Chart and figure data
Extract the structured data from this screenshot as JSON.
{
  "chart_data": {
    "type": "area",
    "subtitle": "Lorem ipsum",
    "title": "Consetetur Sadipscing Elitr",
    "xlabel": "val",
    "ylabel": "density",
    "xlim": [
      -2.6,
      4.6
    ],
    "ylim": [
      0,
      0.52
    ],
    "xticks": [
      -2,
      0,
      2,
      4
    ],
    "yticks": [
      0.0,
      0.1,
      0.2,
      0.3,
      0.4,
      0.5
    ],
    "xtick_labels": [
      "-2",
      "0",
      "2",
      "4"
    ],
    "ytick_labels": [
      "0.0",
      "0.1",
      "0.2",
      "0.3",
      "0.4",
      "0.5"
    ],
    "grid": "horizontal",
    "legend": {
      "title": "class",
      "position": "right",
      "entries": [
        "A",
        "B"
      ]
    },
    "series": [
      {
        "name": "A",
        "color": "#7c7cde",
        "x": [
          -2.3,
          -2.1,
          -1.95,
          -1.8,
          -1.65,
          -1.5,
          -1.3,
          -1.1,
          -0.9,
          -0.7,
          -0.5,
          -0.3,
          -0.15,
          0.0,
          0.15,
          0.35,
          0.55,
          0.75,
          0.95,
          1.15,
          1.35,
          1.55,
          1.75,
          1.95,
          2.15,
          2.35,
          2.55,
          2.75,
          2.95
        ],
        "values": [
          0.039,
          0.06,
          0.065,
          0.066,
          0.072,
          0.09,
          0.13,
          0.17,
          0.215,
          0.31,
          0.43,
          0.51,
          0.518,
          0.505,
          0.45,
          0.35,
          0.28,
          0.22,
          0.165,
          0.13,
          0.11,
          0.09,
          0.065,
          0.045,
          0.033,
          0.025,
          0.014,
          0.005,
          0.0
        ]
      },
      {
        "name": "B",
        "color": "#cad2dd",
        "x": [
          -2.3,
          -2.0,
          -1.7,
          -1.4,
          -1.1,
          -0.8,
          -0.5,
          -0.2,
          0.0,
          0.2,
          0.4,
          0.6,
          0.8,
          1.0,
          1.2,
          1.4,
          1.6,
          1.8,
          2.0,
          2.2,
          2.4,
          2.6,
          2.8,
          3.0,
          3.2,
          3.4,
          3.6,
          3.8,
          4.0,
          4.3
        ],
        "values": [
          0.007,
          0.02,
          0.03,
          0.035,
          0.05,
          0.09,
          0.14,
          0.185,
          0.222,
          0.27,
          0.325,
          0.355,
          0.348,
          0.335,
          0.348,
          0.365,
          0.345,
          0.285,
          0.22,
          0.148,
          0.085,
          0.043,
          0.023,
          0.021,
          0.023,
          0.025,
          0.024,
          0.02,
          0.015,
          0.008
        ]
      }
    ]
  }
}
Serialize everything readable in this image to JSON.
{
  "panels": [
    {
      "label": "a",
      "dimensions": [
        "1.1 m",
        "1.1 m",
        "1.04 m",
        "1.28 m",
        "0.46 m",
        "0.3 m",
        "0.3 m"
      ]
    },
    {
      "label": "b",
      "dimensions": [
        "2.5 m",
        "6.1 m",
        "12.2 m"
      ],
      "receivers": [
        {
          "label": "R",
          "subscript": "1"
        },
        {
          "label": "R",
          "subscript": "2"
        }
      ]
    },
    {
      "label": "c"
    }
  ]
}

■ **What is expected**
Above are some records; extract every one of them exactly.

■ **Task solution**
Extract the structured data from this screenshot as JSON.
{
  "chart_data": {
    "type": "area",
    "subtitle": "Lorem ipsum",
    "title": "Consetetur Sadipscing Elitr",
    "xlabel": "val",
    "ylabel": "density",
    "xlim": [
      -2.6,
      4.6
    ],
    "ylim": [
      0,
      0.52
    ],
    "xticks": [
      -2,
      0,
      2,
      4
    ],
    "yticks": [
      0.0,
      0.1,
      0.2,
      0.3,
      0.4,
      0.5
    ],
    "xtick_labels": [
      "-2",
      "0",
      "2",
      "4"
    ],
    "ytick_labels": [
      "0.0",
      "0.1",
      "0.2",
      "0.3",
      "0.4",
      "0.5"
    ],
    "grid": "horizontal",
    "legend": {
      "title": "class",
      "position": "right",
      "entries": [
        "A",
        "B"
      ]
    },
    "series": [
      {
        "name": "A",
        "color": "#7c7cde",
        "x": [
          -2.3,
          -2.1,
          -1.95,
          -1.8,
          -1.65,
          -1.5,
          -1.3,
          -1.1,
          -0.9,
          -0.7,
          -0.5,
          -0.3,
          -0.15,
          0.0,
          0.15,
          0.35,
          0.55,
          0.75,
          0.95,
          1.15,
          1.35,
          1.55,
          1.75,
          1.95,
          2.15,
          2.35,
          2.55,
          2.75,
          2.95
        ],
        "values": [
          0.039,
          0.06,
          0.065,
          0.066,
          0.072,
          0.09,
          0.13,
          0.17,
          0.215,
          0.31,
          0.43,
          0.51,
          0.518,
          0.505,
          0.45,
          0.35,
          0.28,
          0.22,
          0.165,
          0.13,
          0.11,
          0.09,
          0.065,
          0.045,
          0.033,
          0.025,
          0.014,
          0.005,
          0.0
        ]
      },
      {
        "name": "B",
        "color": "#cad2dd",
        "x": [
          -2.3,
          -2.0,
          -1.7,
          -1.4,
          -1.1,
          -0.8,
          -0.5,
          -0.2,
          0.0,
          0.2,
          0.4,
          0.6,
          0.8,
          1.0,
          1.2,
          1.4,
          1.6,
          1.8,
          2.0,
          2.2,
          2.4,
          2.6,
          2.8,
          3.0,
          3.2,
          3.4,
          3.6,
          3.8,
          4.0,
          4.3
        ],
        "values": [
          0.007,
          0.02,
          0.03,
          0.035,
          0.05,
          0.09,
          0.14,
          0.185,
          0.222,
          0.27,
          0.325,
          0.355,
          0.348,
          0.335,
          0.348,
          0.365,
          0.345,
          0.285,
          0.22,
          0.148,
          0.085,
          0.043,
          0.023,
          0.021,
          0.023,
          0.025,
          0.024,
          0.02,
          0.015,
          0.008
        ]
      }
    ]
  }
}
Serialize everything readable in this image to JSON.
{
  "panels": [
    {
      "label": "a",
      "dimensions": [
        "1.1 m",
        "1.1 m",
        "1.04 m",
        "1.28 m",
        "0.46 m",
        "0.3 m",
        "0.3 m"
      ]
    },
    {
      "label": "b",
      "dimensions": [
        "2.5 m",
        "6.1 m",
        "12.2 m"
      ],
      "receivers": [
        {
          "label": "R",
          "subscript": "1"
        },
        {
          "label": "R",
          "subscript": "2"
        }
      ]
    },
    {
      "label": "c"
    }
  ]
}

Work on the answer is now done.